Excerpts from a figure dataset —

************

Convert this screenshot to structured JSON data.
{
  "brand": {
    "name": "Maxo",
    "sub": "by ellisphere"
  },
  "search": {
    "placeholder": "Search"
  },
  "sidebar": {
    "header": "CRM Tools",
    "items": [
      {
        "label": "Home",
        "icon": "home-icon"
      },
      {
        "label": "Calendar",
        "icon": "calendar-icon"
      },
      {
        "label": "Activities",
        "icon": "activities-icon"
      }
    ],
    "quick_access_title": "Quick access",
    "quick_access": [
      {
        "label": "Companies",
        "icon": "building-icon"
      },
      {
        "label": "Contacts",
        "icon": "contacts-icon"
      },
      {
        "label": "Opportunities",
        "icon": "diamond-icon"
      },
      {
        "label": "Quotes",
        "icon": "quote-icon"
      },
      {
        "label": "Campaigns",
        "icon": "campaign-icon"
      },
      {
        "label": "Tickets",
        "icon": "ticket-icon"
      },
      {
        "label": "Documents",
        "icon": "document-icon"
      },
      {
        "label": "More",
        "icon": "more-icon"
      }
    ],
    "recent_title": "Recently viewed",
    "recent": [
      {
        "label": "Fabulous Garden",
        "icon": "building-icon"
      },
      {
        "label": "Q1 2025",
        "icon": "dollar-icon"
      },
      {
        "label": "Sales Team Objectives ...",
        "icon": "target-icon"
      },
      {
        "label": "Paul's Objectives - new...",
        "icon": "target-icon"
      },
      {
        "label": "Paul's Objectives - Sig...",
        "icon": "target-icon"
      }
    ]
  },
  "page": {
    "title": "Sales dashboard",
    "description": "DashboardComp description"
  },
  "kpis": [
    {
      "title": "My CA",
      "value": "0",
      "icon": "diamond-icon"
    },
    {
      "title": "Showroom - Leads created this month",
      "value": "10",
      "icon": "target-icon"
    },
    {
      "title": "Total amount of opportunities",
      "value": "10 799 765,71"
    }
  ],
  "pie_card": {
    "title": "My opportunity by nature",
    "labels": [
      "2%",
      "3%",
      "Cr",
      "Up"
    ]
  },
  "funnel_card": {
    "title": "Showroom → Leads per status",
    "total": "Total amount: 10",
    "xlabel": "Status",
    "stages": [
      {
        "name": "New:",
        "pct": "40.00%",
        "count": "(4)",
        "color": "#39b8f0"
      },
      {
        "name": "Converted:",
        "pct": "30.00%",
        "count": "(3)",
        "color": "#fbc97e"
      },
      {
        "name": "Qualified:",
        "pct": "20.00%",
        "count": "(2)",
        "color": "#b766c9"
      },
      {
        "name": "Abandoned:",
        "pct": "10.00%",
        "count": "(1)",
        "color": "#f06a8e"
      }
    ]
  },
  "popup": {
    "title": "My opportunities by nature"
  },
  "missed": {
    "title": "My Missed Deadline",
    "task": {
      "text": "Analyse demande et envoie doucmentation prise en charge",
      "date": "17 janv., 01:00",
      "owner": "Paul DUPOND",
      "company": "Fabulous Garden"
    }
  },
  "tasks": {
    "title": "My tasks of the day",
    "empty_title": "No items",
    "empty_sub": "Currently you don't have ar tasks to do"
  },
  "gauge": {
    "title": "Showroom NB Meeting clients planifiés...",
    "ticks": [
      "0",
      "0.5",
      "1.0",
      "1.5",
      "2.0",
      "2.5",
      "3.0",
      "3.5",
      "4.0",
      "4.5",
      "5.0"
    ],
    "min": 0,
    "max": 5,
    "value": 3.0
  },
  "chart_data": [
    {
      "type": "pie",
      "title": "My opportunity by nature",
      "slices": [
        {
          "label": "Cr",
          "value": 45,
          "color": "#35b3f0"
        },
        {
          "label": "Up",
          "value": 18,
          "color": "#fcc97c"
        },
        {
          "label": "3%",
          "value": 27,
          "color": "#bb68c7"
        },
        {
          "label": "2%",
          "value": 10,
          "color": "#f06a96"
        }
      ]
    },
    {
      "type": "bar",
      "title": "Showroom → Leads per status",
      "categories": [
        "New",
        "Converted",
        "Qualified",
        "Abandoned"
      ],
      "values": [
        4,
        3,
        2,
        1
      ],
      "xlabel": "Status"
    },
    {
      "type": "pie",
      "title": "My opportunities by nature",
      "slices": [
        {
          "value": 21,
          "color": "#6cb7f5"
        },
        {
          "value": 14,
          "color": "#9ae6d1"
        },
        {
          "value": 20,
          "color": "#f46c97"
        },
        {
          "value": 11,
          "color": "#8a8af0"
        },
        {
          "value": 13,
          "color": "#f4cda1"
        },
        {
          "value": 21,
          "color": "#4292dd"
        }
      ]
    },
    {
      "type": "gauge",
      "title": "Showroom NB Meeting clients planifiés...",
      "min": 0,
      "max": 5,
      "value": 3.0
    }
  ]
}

************

Work instructions — Review the material and copy each line in which the word "Total" appears.

Written solution —
      "title": "Total amount of opportunities",
    "total": "Total amount: 10",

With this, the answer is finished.